• **What is asked**:
Your task is to gather the lines below that hold the string "利于植物根吸收水分".

• **Provided records**:

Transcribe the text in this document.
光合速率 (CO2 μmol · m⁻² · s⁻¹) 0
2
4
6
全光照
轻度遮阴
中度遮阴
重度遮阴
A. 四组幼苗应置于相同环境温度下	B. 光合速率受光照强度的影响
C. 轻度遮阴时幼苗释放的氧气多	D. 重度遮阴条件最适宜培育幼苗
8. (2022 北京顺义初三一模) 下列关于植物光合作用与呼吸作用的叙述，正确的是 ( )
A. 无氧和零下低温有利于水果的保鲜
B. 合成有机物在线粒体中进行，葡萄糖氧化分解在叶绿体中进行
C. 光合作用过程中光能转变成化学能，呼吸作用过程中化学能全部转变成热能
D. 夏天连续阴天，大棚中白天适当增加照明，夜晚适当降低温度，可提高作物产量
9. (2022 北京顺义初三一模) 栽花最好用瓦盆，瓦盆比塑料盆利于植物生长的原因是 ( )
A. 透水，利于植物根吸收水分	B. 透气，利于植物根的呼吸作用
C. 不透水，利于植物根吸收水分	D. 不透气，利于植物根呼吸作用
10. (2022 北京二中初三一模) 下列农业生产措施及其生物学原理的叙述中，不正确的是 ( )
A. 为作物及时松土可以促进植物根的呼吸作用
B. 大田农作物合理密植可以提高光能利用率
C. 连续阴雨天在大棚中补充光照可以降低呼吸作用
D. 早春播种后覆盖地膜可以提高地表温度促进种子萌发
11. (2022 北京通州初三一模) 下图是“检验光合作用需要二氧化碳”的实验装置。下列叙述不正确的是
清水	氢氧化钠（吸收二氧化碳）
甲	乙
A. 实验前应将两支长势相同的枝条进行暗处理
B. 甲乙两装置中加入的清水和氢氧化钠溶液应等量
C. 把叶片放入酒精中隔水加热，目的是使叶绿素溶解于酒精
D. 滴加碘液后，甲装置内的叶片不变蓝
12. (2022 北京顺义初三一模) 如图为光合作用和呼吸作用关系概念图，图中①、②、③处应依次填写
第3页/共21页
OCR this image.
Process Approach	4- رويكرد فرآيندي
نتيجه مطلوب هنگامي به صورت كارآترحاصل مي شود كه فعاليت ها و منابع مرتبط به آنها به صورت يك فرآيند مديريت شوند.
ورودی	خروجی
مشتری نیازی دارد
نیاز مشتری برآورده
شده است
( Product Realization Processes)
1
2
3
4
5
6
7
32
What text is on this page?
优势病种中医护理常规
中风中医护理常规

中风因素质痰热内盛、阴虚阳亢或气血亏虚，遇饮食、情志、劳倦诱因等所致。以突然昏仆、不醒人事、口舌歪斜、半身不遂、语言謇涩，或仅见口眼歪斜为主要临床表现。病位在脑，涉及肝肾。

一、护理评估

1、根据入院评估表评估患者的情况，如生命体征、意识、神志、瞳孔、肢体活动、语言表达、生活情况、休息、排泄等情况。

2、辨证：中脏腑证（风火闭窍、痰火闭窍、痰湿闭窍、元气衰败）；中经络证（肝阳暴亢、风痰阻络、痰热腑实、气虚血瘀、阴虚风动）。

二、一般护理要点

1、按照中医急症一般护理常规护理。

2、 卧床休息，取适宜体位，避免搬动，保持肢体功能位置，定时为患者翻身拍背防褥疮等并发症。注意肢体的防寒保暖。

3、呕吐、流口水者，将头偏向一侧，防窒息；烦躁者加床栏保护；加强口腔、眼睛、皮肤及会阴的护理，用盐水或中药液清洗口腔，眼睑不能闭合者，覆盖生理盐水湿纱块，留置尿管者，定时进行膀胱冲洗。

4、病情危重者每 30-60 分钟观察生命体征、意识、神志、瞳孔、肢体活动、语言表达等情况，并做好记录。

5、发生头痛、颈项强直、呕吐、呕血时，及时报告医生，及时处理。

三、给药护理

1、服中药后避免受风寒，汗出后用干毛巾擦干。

• **Output below**:
A. 透水，利于植物根吸收水分	B. 透气，利于植物根的呼吸作用
C. 不透水，利于植物根吸收水分	D. 不透气，利于植物根呼吸作用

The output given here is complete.